• INFORMATION GIVEN:
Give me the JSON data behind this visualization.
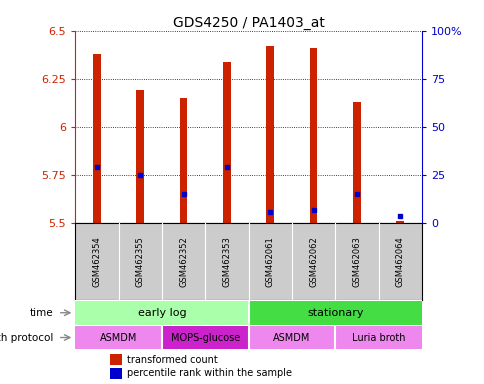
{
  "title": "GDS4250 / PA1403_at",
  "samples": [
    "GSM462354",
    "GSM462355",
    "GSM462352",
    "GSM462353",
    "GSM462061",
    "GSM462062",
    "GSM462063",
    "GSM462064"
  ],
  "transformed_counts": [
    6.38,
    6.19,
    6.15,
    6.34,
    6.42,
    6.41,
    6.13,
    5.51
  ],
  "transformed_bottom": [
    5.5,
    5.5,
    5.5,
    5.5,
    5.5,
    5.5,
    5.5,
    5.5
  ],
  "percentile_values": [
    5.79,
    5.75,
    5.65,
    5.79,
    5.56,
    5.57,
    5.65,
    5.54
  ],
  "ylim": [
    5.5,
    6.5
  ],
  "yticks": [
    5.5,
    5.75,
    6.0,
    6.25,
    6.5
  ],
  "ytick_labels": [
    "5.5",
    "5.75",
    "6",
    "6.25",
    "6.5"
  ],
  "right_yticks": [
    0,
    25,
    50,
    75,
    100
  ],
  "right_ytick_labels": [
    "0",
    "25",
    "50",
    "75",
    "100%"
  ],
  "bar_color": "#cc2200",
  "percentile_color": "#0000cc",
  "bar_width": 0.18,
  "grid_color": "#000000",
  "time_groups": [
    {
      "label": "early log",
      "start": 0,
      "end": 3,
      "color": "#aaffaa"
    },
    {
      "label": "stationary",
      "start": 4,
      "end": 7,
      "color": "#44dd44"
    }
  ],
  "protocol_groups": [
    {
      "label": "ASMDM",
      "start": 0,
      "end": 1,
      "color": "#ee88ee"
    },
    {
      "label": "MOPS-glucose",
      "start": 2,
      "end": 3,
      "color": "#cc22cc"
    },
    {
      "label": "ASMDM",
      "start": 4,
      "end": 5,
      "color": "#ee88ee"
    },
    {
      "label": "Luria broth",
      "start": 6,
      "end": 7,
      "color": "#ee88ee"
    }
  ],
  "time_label": "time",
  "protocol_label": "growth protocol",
  "legend_red_label": "transformed count",
  "legend_blue_label": "percentile rank within the sample",
  "left_axis_color": "#cc2200",
  "right_axis_color": "#0000cc",
  "bg_color": "#ffffff",
  "sample_bg_color": "#cccccc"
}
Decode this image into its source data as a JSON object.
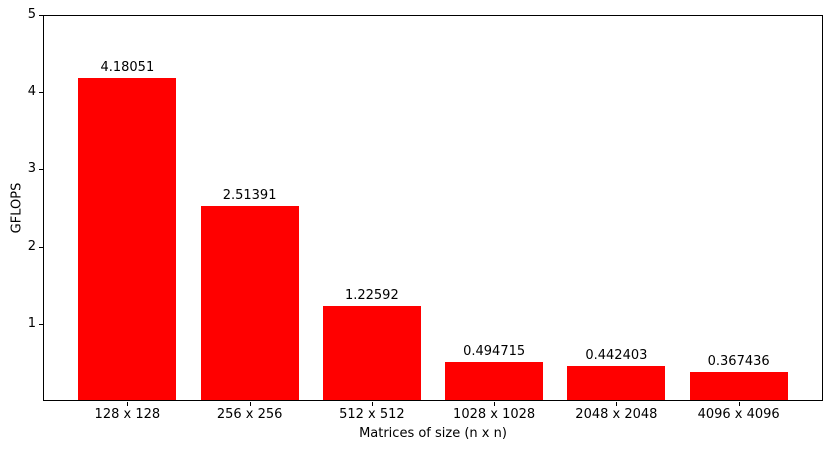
{
  "chart_data": {
    "type": "bar",
    "title": "",
    "categories": [
      "128 x 128",
      "256 x 256",
      "512 x 512",
      "1028 x 1028",
      "2048 x 2048",
      "4096 x 4096"
    ],
    "values": [
      4.18051,
      2.51391,
      1.22592,
      0.494715,
      0.442403,
      0.367436
    ],
    "value_labels": [
      "4.18051",
      "2.51391",
      "1.22592",
      "0.494715",
      "0.442403",
      "0.367436"
    ],
    "xlabel": "Matrices of size (n x n)",
    "ylabel": "GFLOPS",
    "ylim": [
      0,
      5
    ],
    "yticks": [
      1,
      2,
      3,
      4,
      5
    ],
    "bar_color": "#ff0000",
    "text_color": "#000000",
    "axis_color": "#000000",
    "background_color": "#ffffff",
    "grid": false,
    "legend": null,
    "bar_width_fraction": 0.8
  }
}
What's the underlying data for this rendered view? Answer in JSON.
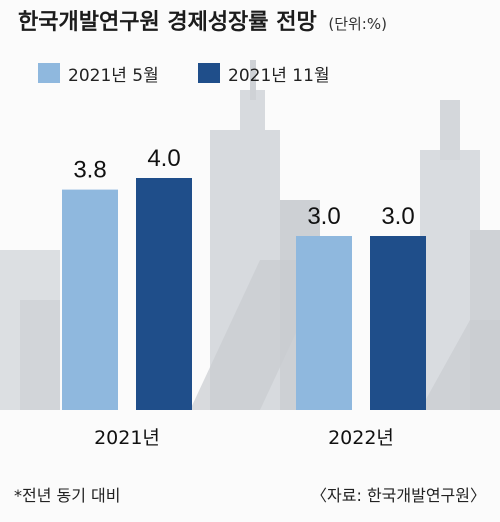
{
  "title": "한국개발연구원 경제성장률 전망",
  "unit": "(단위:%)",
  "footnote": "*전년 동기 대비",
  "source": "〈자료: 한국개발연구원〉",
  "colors": {
    "series1": "#8fb8de",
    "series2": "#1f4e8a",
    "background_buildings": "#cfd2d6"
  },
  "chart_data": {
    "type": "bar",
    "categories": [
      "2021년",
      "2022년"
    ],
    "series": [
      {
        "name": "2021년 5월",
        "values": [
          3.8,
          3.0
        ]
      },
      {
        "name": "2021년 11월",
        "values": [
          4.0,
          3.0
        ]
      }
    ],
    "value_labels": [
      [
        "3.8",
        "3.0"
      ],
      [
        "4.0",
        "3.0"
      ]
    ],
    "legend_position": "top-left",
    "grid": false
  }
}
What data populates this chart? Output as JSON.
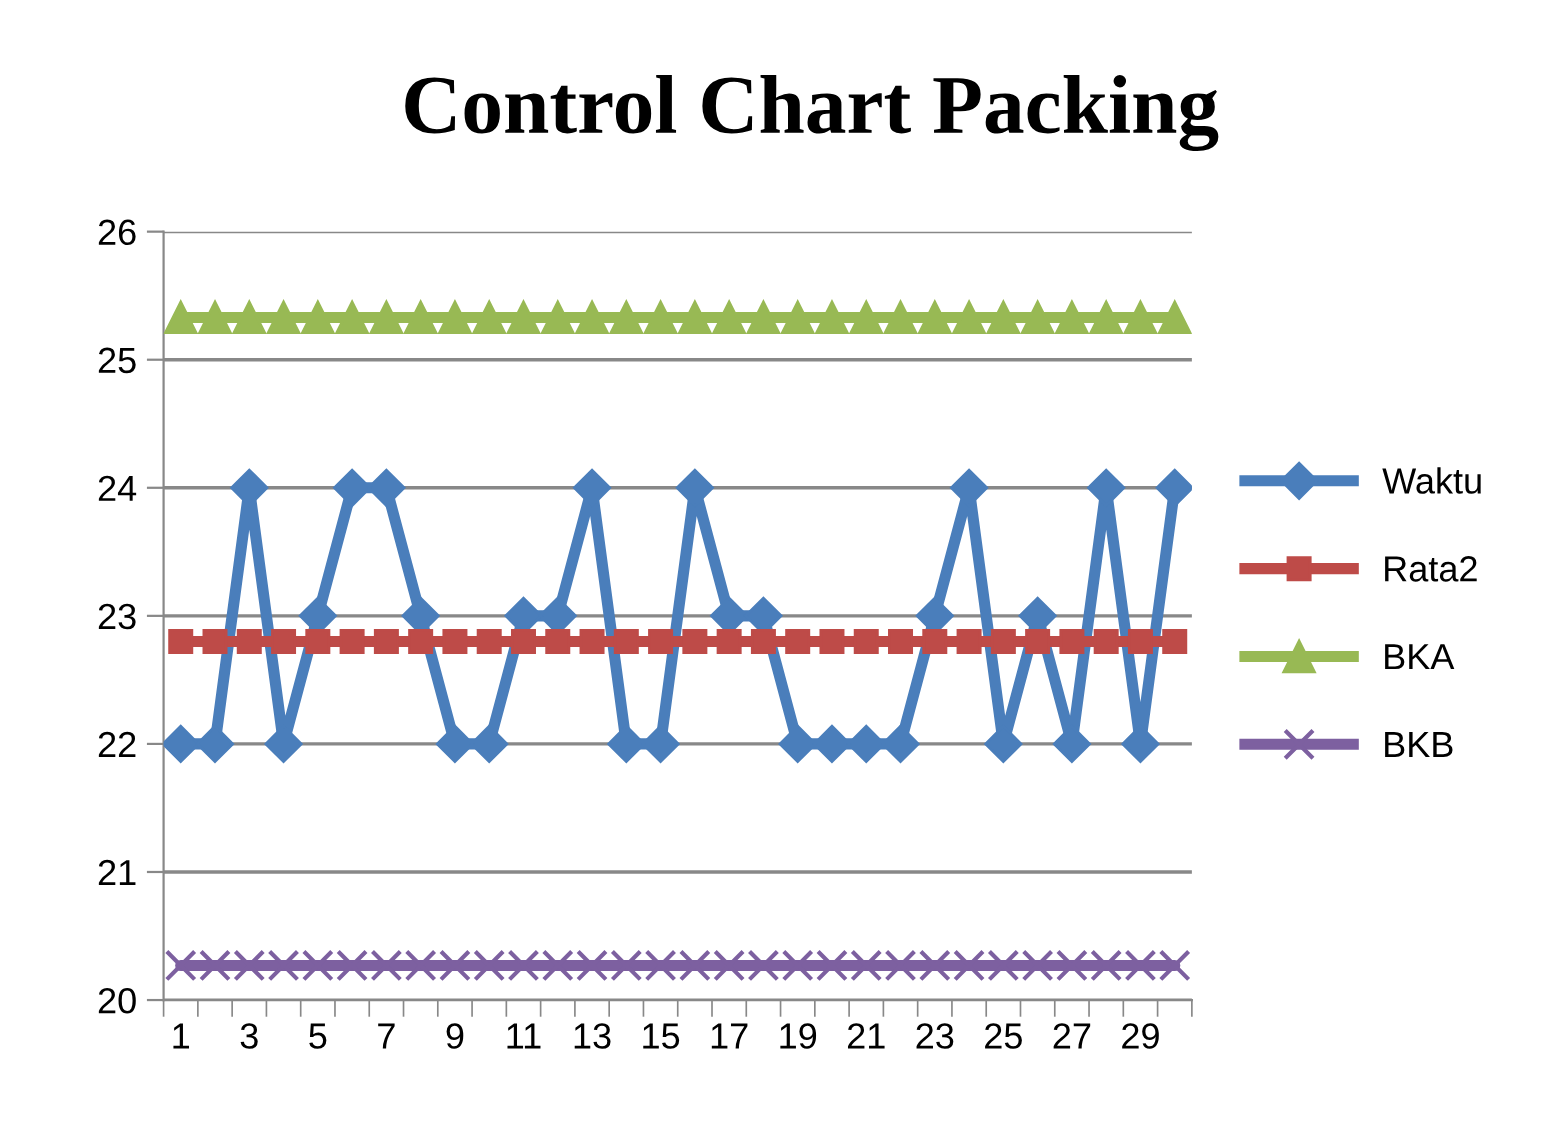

• PROBLEM TO SOLVE: Restate each of the entries above word for word and skip every image.

• RESPONSE BELOW:
Give me the JSON data behind this visualization.
{
  "title": "GDS4250 / PA1403_at",
  "samples": [
    "GSM462354",
    "GSM462355",
    "GSM462352",
    "GSM462353",
    "GSM462061",
    "GSM462062",
    "GSM462063",
    "GSM462064"
  ],
  "transformed_counts": [
    6.38,
    6.19,
    6.15,
    6.34,
    6.42,
    6.41,
    6.13,
    5.51
  ],
  "transformed_bottom": [
    5.5,
    5.5,
    5.5,
    5.5,
    5.5,
    5.5,
    5.5,
    5.5
  ],
  "percentile_values": [
    5.79,
    5.75,
    5.65,
    5.79,
    5.56,
    5.57,
    5.65,
    5.54
  ],
  "ylim": [
    5.5,
    6.5
  ],
  "yticks": [
    5.5,
    5.75,
    6.0,
    6.25,
    6.5
  ],
  "ytick_labels": [
    "5.5",
    "5.75",
    "6",
    "6.25",
    "6.5"
  ],
  "right_yticks": [
    0,
    25,
    50,
    75,
    100
  ],
  "right_ytick_labels": [
    "0",
    "25",
    "50",
    "75",
    "100%"
  ],
  "bar_color": "#cc2200",
  "percentile_color": "#0000cc",
  "bar_width": 0.18,
  "grid_color": "#000000",
  "time_groups": [
    {
      "label": "early log",
      "start": 0,
      "end": 3,
      "color": "#aaffaa"
    },
    {
      "label": "stationary",
      "start": 4,
      "end": 7,
      "color": "#44dd44"
    }
  ],
  "protocol_groups": [
    {
      "label": "ASMDM",
      "start": 0,
      "end": 1,
      "color": "#ee88ee"
    },
    {
      "label": "MOPS-glucose",
      "start": 2,
      "end": 3,
      "color": "#cc22cc"
    },
    {
      "label": "ASMDM",
      "start": 4,
      "end": 5,
      "color": "#ee88ee"
    },
    {
      "label": "Luria broth",
      "start": 6,
      "end": 7,
      "color": "#ee88ee"
    }
  ],
  "time_label": "time",
  "protocol_label": "growth protocol",
  "legend_red_label": "transformed count",
  "legend_blue_label": "percentile rank within the sample",
  "left_axis_color": "#cc2200",
  "right_axis_color": "#0000cc",
  "bg_color": "#ffffff",
  "sample_bg_color": "#cccccc"
}
Decode this image into its source data as a JSON object.
{
  "chart_data": {
    "type": "bar",
    "title": "",
    "categories": [
      "128 x 128",
      "256 x 256",
      "512 x 512",
      "1028 x 1028",
      "2048 x 2048",
      "4096 x 4096"
    ],
    "values": [
      4.18051,
      2.51391,
      1.22592,
      0.494715,
      0.442403,
      0.367436
    ],
    "value_labels": [
      "4.18051",
      "2.51391",
      "1.22592",
      "0.494715",
      "0.442403",
      "0.367436"
    ],
    "xlabel": "Matrices of size (n x n)",
    "ylabel": "GFLOPS",
    "ylim": [
      0,
      5
    ],
    "yticks": [
      1,
      2,
      3,
      4,
      5
    ],
    "bar_color": "#ff0000",
    "text_color": "#000000",
    "axis_color": "#000000",
    "background_color": "#ffffff",
    "grid": false,
    "legend": null,
    "bar_width_fraction": 0.8
  }
}
What's the underlying data for this rendered view? Answer in JSON.
{
  "title": "한국개발연구원 경제성장률 전망",
  "unit": "(단위:%)",
  "footnote": "*전년 동기 대비",
  "source": "〈자료: 한국개발연구원〉",
  "colors": {
    "series1": "#8fb8de",
    "series2": "#1f4e8a",
    "background_buildings": "#cfd2d6"
  },
  "chart_data": {
    "type": "bar",
    "categories": [
      "2021년",
      "2022년"
    ],
    "series": [
      {
        "name": "2021년 5월",
        "values": [
          3.8,
          3.0
        ]
      },
      {
        "name": "2021년 11월",
        "values": [
          4.0,
          3.0
        ]
      }
    ],
    "value_labels": [
      [
        "3.8",
        "3.0"
      ],
      [
        "4.0",
        "3.0"
      ]
    ],
    "legend_position": "top-left",
    "grid": false
  }
}
What data populates this chart? Output as JSON.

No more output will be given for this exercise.